◆ **GOAL OF THE EXERCISE**
From the listing below, pull each line that includes "المستحقة".
* begin RECORDS PROVIDED *
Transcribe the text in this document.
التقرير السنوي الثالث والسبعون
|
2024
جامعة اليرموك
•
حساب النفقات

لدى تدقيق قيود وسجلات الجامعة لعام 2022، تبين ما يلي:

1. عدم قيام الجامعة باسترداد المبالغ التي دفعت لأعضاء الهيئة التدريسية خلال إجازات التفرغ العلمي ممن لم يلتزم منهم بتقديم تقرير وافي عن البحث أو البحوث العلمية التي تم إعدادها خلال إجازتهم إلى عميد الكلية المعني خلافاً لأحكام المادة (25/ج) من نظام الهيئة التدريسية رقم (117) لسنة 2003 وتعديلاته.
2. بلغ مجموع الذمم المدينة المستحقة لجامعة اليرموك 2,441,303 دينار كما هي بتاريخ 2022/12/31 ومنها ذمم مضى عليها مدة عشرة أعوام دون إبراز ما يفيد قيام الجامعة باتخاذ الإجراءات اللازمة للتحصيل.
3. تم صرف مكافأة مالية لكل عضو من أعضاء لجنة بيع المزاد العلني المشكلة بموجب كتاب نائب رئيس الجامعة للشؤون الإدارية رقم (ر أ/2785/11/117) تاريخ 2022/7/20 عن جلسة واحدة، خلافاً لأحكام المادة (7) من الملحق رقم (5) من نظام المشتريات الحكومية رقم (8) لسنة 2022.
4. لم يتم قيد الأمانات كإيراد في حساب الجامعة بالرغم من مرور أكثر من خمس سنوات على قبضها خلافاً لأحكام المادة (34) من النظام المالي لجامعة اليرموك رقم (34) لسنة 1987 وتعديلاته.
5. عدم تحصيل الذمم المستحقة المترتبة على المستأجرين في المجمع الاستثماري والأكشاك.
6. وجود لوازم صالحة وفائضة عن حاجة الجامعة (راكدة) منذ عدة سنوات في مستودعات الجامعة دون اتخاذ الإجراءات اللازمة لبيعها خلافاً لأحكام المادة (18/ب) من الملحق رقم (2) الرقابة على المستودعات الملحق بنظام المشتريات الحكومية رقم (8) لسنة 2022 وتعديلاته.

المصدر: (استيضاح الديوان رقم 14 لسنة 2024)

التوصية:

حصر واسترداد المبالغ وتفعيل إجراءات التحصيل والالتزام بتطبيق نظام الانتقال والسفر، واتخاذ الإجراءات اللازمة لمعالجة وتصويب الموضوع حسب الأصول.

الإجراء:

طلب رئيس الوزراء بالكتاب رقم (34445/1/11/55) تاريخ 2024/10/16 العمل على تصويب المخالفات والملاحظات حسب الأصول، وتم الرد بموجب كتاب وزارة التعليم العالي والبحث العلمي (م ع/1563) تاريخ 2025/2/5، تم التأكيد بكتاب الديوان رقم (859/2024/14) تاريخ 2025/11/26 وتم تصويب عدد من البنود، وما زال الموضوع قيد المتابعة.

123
* end RECORDS PROVIDED *
◆ **RESULT OF THE TASK**
2. بلغ مجموع الذمم المدينة المستحقة لجامعة اليرموك 2,441,303 دينار كما هي بتاريخ 2022/12/31 ومنها ذمم مضى عليها مدة عشرة أعوام دون إبراز ما يفيد قيام الجامعة باتخاذ الإجراءات اللازمة للتحصيل.
5. عدم تحصيل الذمم المستحقة المترتبة على المستأجرين في المجمع الاستثماري والأكشاك.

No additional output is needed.